[Records from a data source]
· · · ·
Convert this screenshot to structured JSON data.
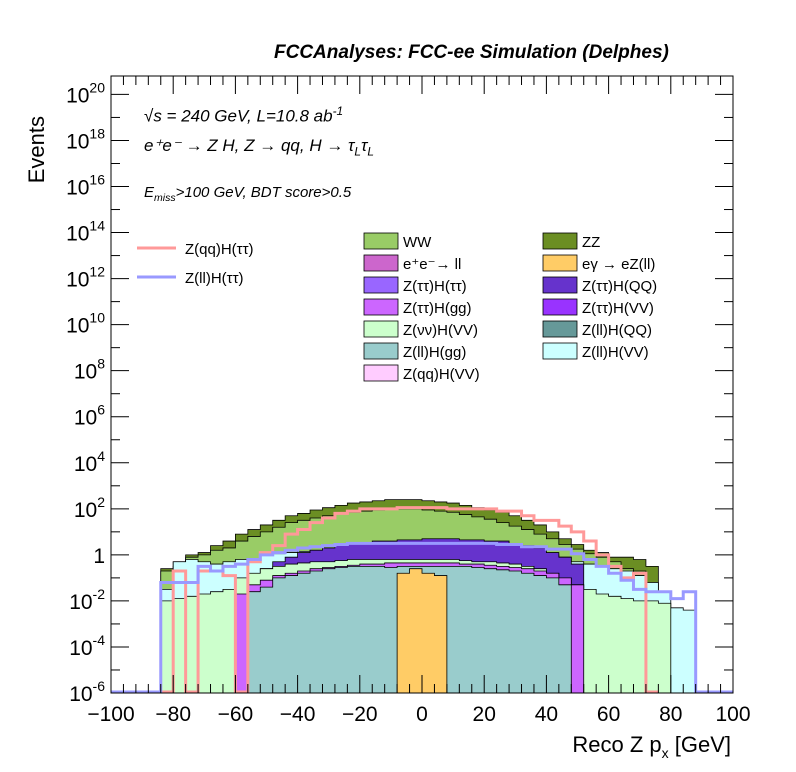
{
  "header": {
    "title": "FCCAnalyses: FCC-ee Simulation (Delphes)"
  },
  "annotations": {
    "energy": "√s = 240 GeV, L=10.8 ab",
    "energy_exp": "-1",
    "process": "e⁺e⁻ → Z H, Z → qq, H → τ",
    "process_sub": "L",
    "selection_prefix": "E",
    "selection_sub": "miss",
    "selection_rest": ">100 GeV, BDT score>0.5"
  },
  "chart_data": {
    "type": "histogram",
    "title": "FCCAnalyses: FCC-ee Simulation (Delphes)",
    "xlabel": "Reco Z p",
    "xlabel_sub": "x",
    "xlabel_unit": " [GeV]",
    "ylabel": "Events",
    "xlim": [
      -100,
      100
    ],
    "ylim_log10": [
      -6,
      20.8
    ],
    "log_y": true,
    "x_ticks": [
      -100,
      -80,
      -60,
      -40,
      -20,
      0,
      20,
      40,
      60,
      80,
      100
    ],
    "y_ticks": [
      {
        "exp": -6,
        "label": "10",
        "sup": "-6"
      },
      {
        "exp": -4,
        "label": "10",
        "sup": "-4"
      },
      {
        "exp": -2,
        "label": "10",
        "sup": "-2"
      },
      {
        "exp": 0,
        "label": "1",
        "sup": ""
      },
      {
        "exp": 2,
        "label": "10",
        "sup": "2"
      },
      {
        "exp": 4,
        "label": "10",
        "sup": "4"
      },
      {
        "exp": 6,
        "label": "10",
        "sup": "6"
      },
      {
        "exp": 8,
        "label": "10",
        "sup": "8"
      },
      {
        "exp": 10,
        "label": "10",
        "sup": "10"
      },
      {
        "exp": 12,
        "label": "10",
        "sup": "12"
      },
      {
        "exp": 14,
        "label": "10",
        "sup": "14"
      },
      {
        "exp": 16,
        "label": "10",
        "sup": "16"
      },
      {
        "exp": 18,
        "label": "10",
        "sup": "18"
      },
      {
        "exp": 20,
        "label": "10",
        "sup": "20"
      }
    ],
    "bin_width": 4,
    "stack_envelopes": [
      {
        "name": "Z(qq)H(VV)",
        "color": "#ffccff",
        "x_range": [
          -52,
          68
        ],
        "log10_values": [
          -0.7,
          -0.4,
          -0.1,
          0.2,
          0.4,
          0.6,
          0.8,
          0.9,
          1.0,
          1.05,
          1.1,
          1.15,
          1.2,
          1.2,
          1.2,
          1.2,
          1.2,
          1.15,
          1.1,
          1.05,
          1.0,
          0.9,
          0.8,
          0.6,
          0.4,
          0.1,
          -0.2,
          -0.6,
          -1.0,
          -1.5
        ]
      },
      {
        "name": "ZZ",
        "color": "#6b8e23",
        "x_range": [
          -88,
          80
        ],
        "log10_values": [
          -6,
          -0.6,
          -0.3,
          0.0,
          0.1,
          0.4,
          0.6,
          0.9,
          1.1,
          1.3,
          1.5,
          1.7,
          1.8,
          1.95,
          2.05,
          2.15,
          2.25,
          2.3,
          2.35,
          2.4,
          2.4,
          2.4,
          2.35,
          2.3,
          2.25,
          2.15,
          2.05,
          1.95,
          1.85,
          1.7,
          1.5,
          1.3,
          1.0,
          0.7,
          0.45,
          0.2,
          0.1,
          -0.1,
          -0.1,
          -0.2,
          -0.5,
          -6
        ]
      },
      {
        "name": "WW",
        "color": "#99cc66",
        "x_range": [
          -88,
          76
        ],
        "log10_values": [
          -6,
          -0.7,
          -0.5,
          -0.1,
          0.0,
          0.2,
          0.3,
          0.6,
          0.8,
          1.0,
          1.2,
          1.4,
          1.5,
          1.6,
          1.7,
          1.8,
          1.85,
          1.9,
          1.95,
          2.0,
          2.0,
          2.0,
          1.95,
          1.9,
          1.85,
          1.75,
          1.65,
          1.55,
          1.4,
          1.25,
          1.1,
          0.9,
          0.7,
          0.45,
          0.25,
          0.05,
          -0.1,
          -0.3,
          -0.6,
          -0.7,
          -6
        ]
      },
      {
        "name": "Z(ll)H(VV)",
        "color": "#ccffff",
        "x_range": [
          -84,
          88
        ],
        "log10_values": [
          -1.5,
          -0.3,
          -0.2,
          -0.3,
          -0.4,
          -0.3,
          -0.2,
          -0.2,
          0.0,
          0.05,
          0.1,
          0.15,
          0.2,
          0.2,
          0.25,
          0.25,
          0.3,
          0.3,
          0.3,
          0.3,
          0.3,
          0.3,
          0.3,
          0.3,
          0.25,
          0.25,
          0.2,
          0.2,
          0.15,
          0.1,
          0.05,
          0.0,
          -0.1,
          -0.3,
          -0.4,
          -0.5,
          -0.6,
          -0.7,
          -0.9,
          -1.2,
          -1.6,
          -2.3,
          -2.4
        ]
      },
      {
        "name": "Z(ττ)H(QQ)",
        "color": "#6633cc",
        "x_range": [
          -52,
          52
        ],
        "log10_values": [
          -0.6,
          -0.3,
          -0.1,
          0.1,
          0.2,
          0.3,
          0.4,
          0.5,
          0.5,
          0.6,
          0.6,
          0.65,
          0.65,
          0.7,
          0.7,
          0.7,
          0.65,
          0.65,
          0.6,
          0.6,
          0.5,
          0.4,
          0.3,
          0.1,
          -0.1,
          -0.4
        ]
      },
      {
        "name": "Z(νν)H(VV)",
        "color": "#ccffcc",
        "x_range": [
          -84,
          80
        ],
        "log10_values": [
          -2.0,
          -1.9,
          -1.8,
          -1.7,
          -1.6,
          -1.5,
          -1.0,
          -0.8,
          -0.6,
          -0.5,
          -0.4,
          -0.35,
          -0.3,
          -0.3,
          -0.25,
          -0.2,
          -0.2,
          -0.2,
          -0.2,
          -0.2,
          -0.2,
          -0.2,
          -0.2,
          -0.2,
          -0.25,
          -0.3,
          -0.3,
          -0.35,
          -0.4,
          -0.5,
          -0.6,
          -0.8,
          -1.0,
          -1.3,
          -1.5,
          -1.7,
          -1.8,
          -1.9,
          -2.0,
          -2.0,
          -2.1
        ]
      },
      {
        "name": "Z(ττ)H(gg)",
        "color": "#cc66ff",
        "x_range": [
          -60,
          52
        ],
        "log10_values": [
          -1.7,
          -1.3,
          -1.1,
          -0.9,
          -0.8,
          -0.7,
          -0.6,
          -0.55,
          -0.5,
          -0.45,
          -0.4,
          -0.4,
          -0.35,
          -0.35,
          -0.35,
          -0.35,
          -0.35,
          -0.35,
          -0.4,
          -0.4,
          -0.45,
          -0.5,
          -0.55,
          -0.6,
          -0.7,
          -0.8,
          -1.0,
          -1.3
        ]
      },
      {
        "name": "Z(ll)H(gg)",
        "color": "#99cccc",
        "x_range": [
          -56,
          48
        ],
        "log10_values": [
          -1.6,
          -1.4,
          -1.0,
          -0.9,
          -0.8,
          -0.7,
          -0.6,
          -0.55,
          -0.5,
          -0.5,
          -0.5,
          -0.55,
          -0.5,
          -0.5,
          -0.5,
          -0.5,
          -0.5,
          -0.5,
          -0.55,
          -0.6,
          -0.65,
          -0.7,
          -0.8,
          -0.9,
          -1.0,
          -1.3
        ]
      },
      {
        "name": "eγ → eZ(ll)",
        "color": "#ffcc66",
        "x_range": [
          -8,
          8
        ],
        "log10_values": [
          -0.8,
          -0.6,
          -0.8,
          -0.9
        ]
      }
    ],
    "signal_lines": [
      {
        "name": "Z(qq)H(ττ)",
        "color": "#ff9999",
        "points": [
          [
            -88,
            -6
          ],
          [
            -80,
            -6
          ],
          [
            -80,
            -0.7
          ],
          [
            -76,
            -0.7
          ],
          [
            -76,
            -6
          ],
          [
            -72,
            -6
          ],
          [
            -72,
            -0.7
          ],
          [
            -64,
            -0.7
          ],
          [
            -64,
            -0.9
          ],
          [
            -60,
            -0.9
          ],
          [
            -60,
            -6
          ],
          [
            -56,
            -6
          ],
          [
            -56,
            -0.3
          ],
          [
            -52,
            -0.3
          ],
          [
            -52,
            0.1
          ],
          [
            -48,
            0.1
          ],
          [
            -48,
            0.4
          ],
          [
            -44,
            0.4
          ],
          [
            -44,
            0.9
          ],
          [
            -40,
            0.9
          ],
          [
            -40,
            1.1
          ],
          [
            -36,
            1.1
          ],
          [
            -36,
            1.4
          ],
          [
            -32,
            1.4
          ],
          [
            -32,
            1.6
          ],
          [
            -28,
            1.6
          ],
          [
            -28,
            1.8
          ],
          [
            -24,
            1.8
          ],
          [
            -24,
            1.9
          ],
          [
            -20,
            1.9
          ],
          [
            -20,
            2.0
          ],
          [
            -8,
            2.0
          ],
          [
            -8,
            2.05
          ],
          [
            8,
            2.05
          ],
          [
            8,
            2.0
          ],
          [
            24,
            2.0
          ],
          [
            24,
            1.9
          ],
          [
            32,
            1.9
          ],
          [
            32,
            1.7
          ],
          [
            36,
            1.7
          ],
          [
            36,
            1.5
          ],
          [
            44,
            1.5
          ],
          [
            44,
            1.25
          ],
          [
            48,
            1.25
          ],
          [
            48,
            1.0
          ],
          [
            52,
            1.0
          ],
          [
            52,
            0.6
          ],
          [
            56,
            0.6
          ],
          [
            56,
            0.0
          ],
          [
            60,
            0.0
          ],
          [
            60,
            -0.5
          ],
          [
            64,
            -0.5
          ],
          [
            64,
            -1.0
          ],
          [
            68,
            -1.0
          ],
          [
            68,
            -0.8
          ],
          [
            72,
            -0.8
          ],
          [
            72,
            -6
          ],
          [
            76,
            -6
          ]
        ]
      },
      {
        "name": "Z(ll)H(ττ)",
        "color": "#9999ff",
        "points": [
          [
            -100,
            -6
          ],
          [
            -84,
            -6
          ],
          [
            -84,
            -1.2
          ],
          [
            -72,
            -1.2
          ],
          [
            -72,
            -0.5
          ],
          [
            -68,
            -0.5
          ],
          [
            -68,
            -0.7
          ],
          [
            -64,
            -0.7
          ],
          [
            -64,
            -0.5
          ],
          [
            -60,
            -0.5
          ],
          [
            -60,
            -0.4
          ],
          [
            -56,
            -0.4
          ],
          [
            -56,
            -0.2
          ],
          [
            -52,
            -0.2
          ],
          [
            -52,
            0.0
          ],
          [
            -48,
            0.0
          ],
          [
            -48,
            0.1
          ],
          [
            -44,
            0.1
          ],
          [
            -44,
            0.2
          ],
          [
            -40,
            0.2
          ],
          [
            -40,
            0.3
          ],
          [
            -36,
            0.3
          ],
          [
            -36,
            0.35
          ],
          [
            -32,
            0.35
          ],
          [
            -32,
            0.4
          ],
          [
            -28,
            0.4
          ],
          [
            -28,
            0.45
          ],
          [
            -24,
            0.45
          ],
          [
            -24,
            0.5
          ],
          [
            24,
            0.5
          ],
          [
            24,
            0.45
          ],
          [
            32,
            0.45
          ],
          [
            32,
            0.35
          ],
          [
            40,
            0.35
          ],
          [
            40,
            0.25
          ],
          [
            48,
            0.25
          ],
          [
            48,
            0.05
          ],
          [
            52,
            0.05
          ],
          [
            52,
            -0.2
          ],
          [
            56,
            -0.2
          ],
          [
            56,
            -0.5
          ],
          [
            60,
            -0.5
          ],
          [
            60,
            -0.8
          ],
          [
            64,
            -0.8
          ],
          [
            64,
            -1.1
          ],
          [
            68,
            -1.1
          ],
          [
            68,
            -1.5
          ],
          [
            72,
            -1.5
          ],
          [
            72,
            -1.6
          ],
          [
            80,
            -1.6
          ],
          [
            80,
            -1.9
          ],
          [
            84,
            -1.9
          ],
          [
            84,
            -1.6
          ],
          [
            88,
            -1.6
          ],
          [
            88,
            -6
          ],
          [
            100,
            -6
          ]
        ]
      }
    ],
    "legend_lines": [
      {
        "name": "Z(qq)H(ττ)",
        "color": "#ff9999"
      },
      {
        "name": "Z(ll)H(ττ)",
        "color": "#9999ff"
      }
    ],
    "legend_boxes": [
      {
        "name": "WW",
        "color": "#99cc66",
        "col": 0,
        "row": 0
      },
      {
        "name": "ZZ",
        "color": "#6b8e23",
        "col": 1,
        "row": 0
      },
      {
        "name": "e⁺e⁻→ ll",
        "color": "#cc66cc",
        "col": 0,
        "row": 1
      },
      {
        "name": "eγ → eZ(ll)",
        "color": "#ffcc66",
        "col": 1,
        "row": 1
      },
      {
        "name": "Z(ττ)H(ττ)",
        "color": "#9966ff",
        "col": 0,
        "row": 2
      },
      {
        "name": "Z(ττ)H(QQ)",
        "color": "#6633cc",
        "col": 1,
        "row": 2
      },
      {
        "name": "Z(ττ)H(gg)",
        "color": "#cc66ff",
        "col": 0,
        "row": 3
      },
      {
        "name": "Z(ττ)H(VV)",
        "color": "#9933ff",
        "col": 1,
        "row": 3
      },
      {
        "name": "Z(νν)H(VV)",
        "color": "#ccffcc",
        "col": 0,
        "row": 4
      },
      {
        "name": "Z(ll)H(QQ)",
        "color": "#669999",
        "col": 1,
        "row": 4
      },
      {
        "name": "Z(ll)H(gg)",
        "color": "#99cccc",
        "col": 0,
        "row": 5
      },
      {
        "name": "Z(ll)H(VV)",
        "color": "#ccffff",
        "col": 1,
        "row": 5
      },
      {
        "name": "Z(qq)H(VV)",
        "color": "#ffccff",
        "col": 0,
        "row": 6
      }
    ]
  }
}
· · · ·
▶ TASK PROMPT
Pick out each line containing the string "Delphes" and copy it.

▶ CORRECT RESPONSE
    "title": "FCCAnalyses: FCC-ee Simulation (Delphes)"
    "title": "FCCAnalyses: FCC-ee Simulation (Delphes)",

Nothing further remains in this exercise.